Data listing:
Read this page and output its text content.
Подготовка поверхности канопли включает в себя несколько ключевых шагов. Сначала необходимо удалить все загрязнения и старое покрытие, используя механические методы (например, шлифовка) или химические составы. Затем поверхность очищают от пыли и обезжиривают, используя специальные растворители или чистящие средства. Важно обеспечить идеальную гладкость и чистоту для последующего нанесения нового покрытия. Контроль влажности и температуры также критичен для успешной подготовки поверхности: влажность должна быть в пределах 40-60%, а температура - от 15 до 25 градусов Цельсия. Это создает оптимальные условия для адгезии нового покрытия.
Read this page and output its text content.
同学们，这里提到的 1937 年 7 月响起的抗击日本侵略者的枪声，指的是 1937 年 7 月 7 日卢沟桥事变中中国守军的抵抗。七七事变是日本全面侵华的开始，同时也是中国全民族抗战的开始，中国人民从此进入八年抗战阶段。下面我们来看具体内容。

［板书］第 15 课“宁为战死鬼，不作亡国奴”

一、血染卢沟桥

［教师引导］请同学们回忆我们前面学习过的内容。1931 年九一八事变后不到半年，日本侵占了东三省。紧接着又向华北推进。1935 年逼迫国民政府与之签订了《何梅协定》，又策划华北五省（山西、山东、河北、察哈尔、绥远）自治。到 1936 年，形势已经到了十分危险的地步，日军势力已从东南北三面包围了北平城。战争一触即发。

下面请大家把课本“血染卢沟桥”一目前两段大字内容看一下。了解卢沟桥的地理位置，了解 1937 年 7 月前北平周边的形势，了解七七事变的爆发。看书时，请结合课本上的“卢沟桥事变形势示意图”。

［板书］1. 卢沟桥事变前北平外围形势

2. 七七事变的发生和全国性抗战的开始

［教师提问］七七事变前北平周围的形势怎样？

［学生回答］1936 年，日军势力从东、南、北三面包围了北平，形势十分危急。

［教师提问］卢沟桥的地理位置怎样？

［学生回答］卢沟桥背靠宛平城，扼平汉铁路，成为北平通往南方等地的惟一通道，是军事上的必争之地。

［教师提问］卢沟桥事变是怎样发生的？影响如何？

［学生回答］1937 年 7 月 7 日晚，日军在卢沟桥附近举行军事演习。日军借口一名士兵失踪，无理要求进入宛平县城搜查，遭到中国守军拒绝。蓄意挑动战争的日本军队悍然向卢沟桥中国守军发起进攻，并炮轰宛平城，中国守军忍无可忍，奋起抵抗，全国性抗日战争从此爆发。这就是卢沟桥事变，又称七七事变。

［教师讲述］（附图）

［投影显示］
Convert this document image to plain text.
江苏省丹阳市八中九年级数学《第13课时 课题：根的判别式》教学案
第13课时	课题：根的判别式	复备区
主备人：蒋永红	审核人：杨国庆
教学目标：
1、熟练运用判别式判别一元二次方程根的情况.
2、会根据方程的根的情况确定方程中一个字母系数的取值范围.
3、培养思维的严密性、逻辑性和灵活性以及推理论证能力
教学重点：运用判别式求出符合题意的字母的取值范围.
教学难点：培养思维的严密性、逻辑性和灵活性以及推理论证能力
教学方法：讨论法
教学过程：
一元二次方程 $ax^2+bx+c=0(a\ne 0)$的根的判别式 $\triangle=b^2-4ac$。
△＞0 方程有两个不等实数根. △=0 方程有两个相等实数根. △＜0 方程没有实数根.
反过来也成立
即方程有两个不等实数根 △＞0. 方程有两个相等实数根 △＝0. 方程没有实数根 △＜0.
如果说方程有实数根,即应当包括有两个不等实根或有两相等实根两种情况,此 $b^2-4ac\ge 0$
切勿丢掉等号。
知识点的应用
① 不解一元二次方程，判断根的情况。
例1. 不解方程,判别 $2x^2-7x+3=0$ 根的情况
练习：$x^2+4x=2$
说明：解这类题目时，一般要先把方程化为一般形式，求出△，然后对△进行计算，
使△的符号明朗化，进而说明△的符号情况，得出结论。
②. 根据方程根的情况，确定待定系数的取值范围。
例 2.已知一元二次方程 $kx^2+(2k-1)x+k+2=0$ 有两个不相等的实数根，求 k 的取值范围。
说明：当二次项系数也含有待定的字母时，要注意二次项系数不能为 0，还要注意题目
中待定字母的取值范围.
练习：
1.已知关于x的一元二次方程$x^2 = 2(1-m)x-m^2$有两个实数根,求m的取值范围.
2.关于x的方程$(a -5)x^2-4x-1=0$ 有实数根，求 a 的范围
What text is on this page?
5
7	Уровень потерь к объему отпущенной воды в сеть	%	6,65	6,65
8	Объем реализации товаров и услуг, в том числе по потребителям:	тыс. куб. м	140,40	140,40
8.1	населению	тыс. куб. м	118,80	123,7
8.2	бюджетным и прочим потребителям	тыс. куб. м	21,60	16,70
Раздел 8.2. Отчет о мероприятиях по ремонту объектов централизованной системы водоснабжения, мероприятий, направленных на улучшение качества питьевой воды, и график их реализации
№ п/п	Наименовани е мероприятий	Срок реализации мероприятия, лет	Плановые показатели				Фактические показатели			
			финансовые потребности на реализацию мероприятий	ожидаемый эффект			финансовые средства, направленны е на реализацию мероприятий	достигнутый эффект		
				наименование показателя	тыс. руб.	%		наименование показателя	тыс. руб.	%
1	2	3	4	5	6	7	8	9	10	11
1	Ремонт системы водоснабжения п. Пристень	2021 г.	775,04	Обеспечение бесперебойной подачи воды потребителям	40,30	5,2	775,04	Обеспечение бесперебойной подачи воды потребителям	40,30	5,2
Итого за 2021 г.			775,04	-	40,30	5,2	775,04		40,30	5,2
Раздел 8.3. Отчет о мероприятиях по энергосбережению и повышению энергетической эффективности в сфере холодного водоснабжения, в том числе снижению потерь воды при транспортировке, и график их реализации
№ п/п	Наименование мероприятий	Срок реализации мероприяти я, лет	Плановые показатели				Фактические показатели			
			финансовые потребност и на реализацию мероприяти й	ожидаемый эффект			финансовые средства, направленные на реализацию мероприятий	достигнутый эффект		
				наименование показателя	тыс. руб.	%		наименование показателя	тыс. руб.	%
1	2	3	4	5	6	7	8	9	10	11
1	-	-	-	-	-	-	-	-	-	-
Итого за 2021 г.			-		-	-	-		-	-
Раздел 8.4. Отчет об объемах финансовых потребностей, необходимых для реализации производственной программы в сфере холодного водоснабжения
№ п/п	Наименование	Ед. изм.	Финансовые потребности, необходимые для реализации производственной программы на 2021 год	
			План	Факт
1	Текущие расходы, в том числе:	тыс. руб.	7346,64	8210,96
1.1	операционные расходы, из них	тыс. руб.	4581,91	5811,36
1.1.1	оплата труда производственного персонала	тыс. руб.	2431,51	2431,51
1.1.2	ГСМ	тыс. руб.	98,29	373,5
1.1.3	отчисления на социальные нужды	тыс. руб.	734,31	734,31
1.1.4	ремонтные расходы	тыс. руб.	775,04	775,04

*Brief*: List all lines from the entries that include the word "Итого".

*Solved problem*:
Итого за 2021 г.			775,04	-	40,30	5,2	775,04		40,30	5,2
Итого за 2021 г.			-		-	-	-		-	-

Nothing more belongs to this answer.